Repeat each record below exactly as given.

[START]

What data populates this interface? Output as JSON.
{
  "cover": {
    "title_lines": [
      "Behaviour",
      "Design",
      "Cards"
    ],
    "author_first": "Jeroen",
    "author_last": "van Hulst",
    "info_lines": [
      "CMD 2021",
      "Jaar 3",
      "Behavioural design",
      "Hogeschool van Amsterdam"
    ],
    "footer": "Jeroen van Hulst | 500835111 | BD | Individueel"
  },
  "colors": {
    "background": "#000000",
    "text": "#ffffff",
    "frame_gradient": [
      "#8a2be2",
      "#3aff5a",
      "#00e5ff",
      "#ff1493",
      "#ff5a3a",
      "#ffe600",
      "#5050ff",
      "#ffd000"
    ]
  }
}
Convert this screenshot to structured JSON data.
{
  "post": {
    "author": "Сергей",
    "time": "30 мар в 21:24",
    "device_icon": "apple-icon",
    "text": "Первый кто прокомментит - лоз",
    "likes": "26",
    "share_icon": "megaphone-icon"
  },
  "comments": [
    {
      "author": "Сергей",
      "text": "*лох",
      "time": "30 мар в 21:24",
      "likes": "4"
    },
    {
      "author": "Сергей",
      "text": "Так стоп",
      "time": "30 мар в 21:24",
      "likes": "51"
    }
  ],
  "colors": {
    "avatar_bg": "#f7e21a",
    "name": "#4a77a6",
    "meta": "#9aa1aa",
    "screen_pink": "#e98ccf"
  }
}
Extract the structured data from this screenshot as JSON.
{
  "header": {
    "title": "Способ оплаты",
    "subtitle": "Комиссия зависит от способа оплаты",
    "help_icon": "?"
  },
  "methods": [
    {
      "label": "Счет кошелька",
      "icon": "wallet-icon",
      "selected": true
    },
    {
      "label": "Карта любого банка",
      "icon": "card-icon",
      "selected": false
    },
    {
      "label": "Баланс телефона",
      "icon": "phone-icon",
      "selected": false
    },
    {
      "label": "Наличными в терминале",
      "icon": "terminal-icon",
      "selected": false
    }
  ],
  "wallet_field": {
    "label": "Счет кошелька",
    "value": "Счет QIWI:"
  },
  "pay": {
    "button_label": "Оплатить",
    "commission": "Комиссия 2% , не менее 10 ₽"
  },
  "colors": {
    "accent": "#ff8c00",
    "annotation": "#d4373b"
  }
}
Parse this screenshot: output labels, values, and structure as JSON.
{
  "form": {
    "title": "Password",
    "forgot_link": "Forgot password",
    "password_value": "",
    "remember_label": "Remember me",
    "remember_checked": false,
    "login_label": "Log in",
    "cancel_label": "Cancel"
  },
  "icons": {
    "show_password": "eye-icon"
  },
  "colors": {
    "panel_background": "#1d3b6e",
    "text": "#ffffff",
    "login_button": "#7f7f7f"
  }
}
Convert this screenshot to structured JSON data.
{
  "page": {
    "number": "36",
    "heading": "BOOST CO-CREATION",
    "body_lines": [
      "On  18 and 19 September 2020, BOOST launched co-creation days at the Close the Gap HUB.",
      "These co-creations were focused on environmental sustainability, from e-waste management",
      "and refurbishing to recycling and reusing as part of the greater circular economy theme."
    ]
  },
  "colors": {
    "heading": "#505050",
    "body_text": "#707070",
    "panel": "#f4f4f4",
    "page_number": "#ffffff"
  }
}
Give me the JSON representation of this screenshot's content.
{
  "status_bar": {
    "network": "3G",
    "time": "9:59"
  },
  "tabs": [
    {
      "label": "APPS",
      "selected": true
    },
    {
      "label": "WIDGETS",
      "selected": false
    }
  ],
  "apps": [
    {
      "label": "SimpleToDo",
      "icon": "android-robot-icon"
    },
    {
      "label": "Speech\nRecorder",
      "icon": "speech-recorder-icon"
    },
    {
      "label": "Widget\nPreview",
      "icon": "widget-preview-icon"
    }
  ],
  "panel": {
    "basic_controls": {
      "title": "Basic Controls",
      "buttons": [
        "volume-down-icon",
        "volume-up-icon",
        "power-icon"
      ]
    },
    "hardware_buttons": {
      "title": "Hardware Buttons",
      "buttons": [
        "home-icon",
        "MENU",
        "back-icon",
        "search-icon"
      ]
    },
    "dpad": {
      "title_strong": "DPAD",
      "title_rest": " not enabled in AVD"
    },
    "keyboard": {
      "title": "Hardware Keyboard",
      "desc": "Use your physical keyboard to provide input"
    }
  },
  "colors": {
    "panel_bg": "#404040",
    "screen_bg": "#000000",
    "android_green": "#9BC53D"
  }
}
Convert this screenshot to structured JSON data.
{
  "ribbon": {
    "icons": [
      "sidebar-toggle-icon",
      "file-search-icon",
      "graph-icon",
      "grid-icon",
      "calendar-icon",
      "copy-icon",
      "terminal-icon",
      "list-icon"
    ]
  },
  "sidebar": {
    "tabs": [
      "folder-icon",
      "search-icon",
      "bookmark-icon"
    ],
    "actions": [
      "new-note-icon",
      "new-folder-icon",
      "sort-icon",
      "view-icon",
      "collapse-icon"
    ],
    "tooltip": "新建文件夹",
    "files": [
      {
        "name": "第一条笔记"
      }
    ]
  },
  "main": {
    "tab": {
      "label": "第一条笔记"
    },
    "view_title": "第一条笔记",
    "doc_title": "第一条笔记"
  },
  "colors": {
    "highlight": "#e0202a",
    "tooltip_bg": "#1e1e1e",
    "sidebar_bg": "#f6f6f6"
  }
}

[END]

Task answer:
What data populates this interface? Output as JSON.
{
  "cover": {
    "title_lines": [
      "Behaviour",
      "Design",
      "Cards"
    ],
    "author_first": "Jeroen",
    "author_last": "van Hulst",
    "info_lines": [
      "CMD 2021",
      "Jaar 3",
      "Behavioural design",
      "Hogeschool van Amsterdam"
    ],
    "footer": "Jeroen van Hulst | 500835111 | BD | Individueel"
  },
  "colors": {
    "background": "#000000",
    "text": "#ffffff",
    "frame_gradient": [
      "#8a2be2",
      "#3aff5a",
      "#00e5ff",
      "#ff1493",
      "#ff5a3a",
      "#ffe600",
      "#5050ff",
      "#ffd000"
    ]
  }
}
Convert this screenshot to structured JSON data.
{
  "post": {
    "author": "Сергей",
    "time": "30 мар в 21:24",
    "device_icon": "apple-icon",
    "text": "Первый кто прокомментит - лоз",
    "likes": "26",
    "share_icon": "megaphone-icon"
  },
  "comments": [
    {
      "author": "Сергей",
      "text": "*лох",
      "time": "30 мар в 21:24",
      "likes": "4"
    },
    {
      "author": "Сергей",
      "text": "Так стоп",
      "time": "30 мар в 21:24",
      "likes": "51"
    }
  ],
  "colors": {
    "avatar_bg": "#f7e21a",
    "name": "#4a77a6",
    "meta": "#9aa1aa",
    "screen_pink": "#e98ccf"
  }
}
Extract the structured data from this screenshot as JSON.
{
  "header": {
    "title": "Способ оплаты",
    "subtitle": "Комиссия зависит от способа оплаты",
    "help_icon": "?"
  },
  "methods": [
    {
      "label": "Счет кошелька",
      "icon": "wallet-icon",
      "selected": true
    },
    {
      "label": "Карта любого банка",
      "icon": "card-icon",
      "selected": false
    },
    {
      "label": "Баланс телефона",
      "icon": "phone-icon",
      "selected": false
    },
    {
      "label": "Наличными в терминале",
      "icon": "terminal-icon",
      "selected": false
    }
  ],
  "wallet_field": {
    "label": "Счет кошелька",
    "value": "Счет QIWI:"
  },
  "pay": {
    "button_label": "Оплатить",
    "commission": "Комиссия 2% , не менее 10 ₽"
  },
  "colors": {
    "accent": "#ff8c00",
    "annotation": "#d4373b"
  }
}
Parse this screenshot: output labels, values, and structure as JSON.
{
  "form": {
    "title": "Password",
    "forgot_link": "Forgot password",
    "password_value": "",
    "remember_label": "Remember me",
    "remember_checked": false,
    "login_label": "Log in",
    "cancel_label": "Cancel"
  },
  "icons": {
    "show_password": "eye-icon"
  },
  "colors": {
    "panel_background": "#1d3b6e",
    "text": "#ffffff",
    "login_button": "#7f7f7f"
  }
}
Convert this screenshot to structured JSON data.
{
  "page": {
    "number": "36",
    "heading": "BOOST CO-CREATION",
    "body_lines": [
      "On  18 and 19 September 2020, BOOST launched co-creation days at the Close the Gap HUB.",
      "These co-creations were focused on environmental sustainability, from e-waste management",
      "and refurbishing to recycling and reusing as part of the greater circular economy theme."
    ]
  },
  "colors": {
    "heading": "#505050",
    "body_text": "#707070",
    "panel": "#f4f4f4",
    "page_number": "#ffffff"
  }
}
Give me the JSON representation of this screenshot's content.
{
  "status_bar": {
    "network": "3G",
    "time": "9:59"
  },
  "tabs": [
    {
      "label": "APPS",
      "selected": true
    },
    {
      "label": "WIDGETS",
      "selected": false
    }
  ],
  "apps": [
    {
      "label": "SimpleToDo",
      "icon": "android-robot-icon"
    },
    {
      "label": "Speech\nRecorder",
      "icon": "speech-recorder-icon"
    },
    {
      "label": "Widget\nPreview",
      "icon": "widget-preview-icon"
    }
  ],
  "panel": {
    "basic_controls": {
      "title": "Basic Controls",
      "buttons": [
        "volume-down-icon",
        "volume-up-icon",
        "power-icon"
      ]
    },
    "hardware_buttons": {
      "title": "Hardware Buttons",
      "buttons": [
        "home-icon",
        "MENU",
        "back-icon",
        "search-icon"
      ]
    },
    "dpad": {
      "title_strong": "DPAD",
      "title_rest": " not enabled in AVD"
    },
    "keyboard": {
      "title": "Hardware Keyboard",
      "desc": "Use your physical keyboard to provide input"
    }
  },
  "colors": {
    "panel_bg": "#404040",
    "screen_bg": "#000000",
    "android_green": "#9BC53D"
  }
}
Convert this screenshot to structured JSON data.
{
  "ribbon": {
    "icons": [
      "sidebar-toggle-icon",
      "file-search-icon",
      "graph-icon",
      "grid-icon",
      "calendar-icon",
      "copy-icon",
      "terminal-icon",
      "list-icon"
    ]
  },
  "sidebar": {
    "tabs": [
      "folder-icon",
      "search-icon",
      "bookmark-icon"
    ],
    "actions": [
      "new-note-icon",
      "new-folder-icon",
      "sort-icon",
      "view-icon",
      "collapse-icon"
    ],
    "tooltip": "新建文件夹",
    "files": [
      {
        "name": "第一条笔记"
      }
    ]
  },
  "main": {
    "tab": {
      "label": "第一条笔记"
    },
    "view_title": "第一条笔记",
    "doc_title": "第一条笔记"
  },
  "colors": {
    "highlight": "#e0202a",
    "tooltip_bg": "#1e1e1e",
    "sidebar_bg": "#f6f6f6"
  }
}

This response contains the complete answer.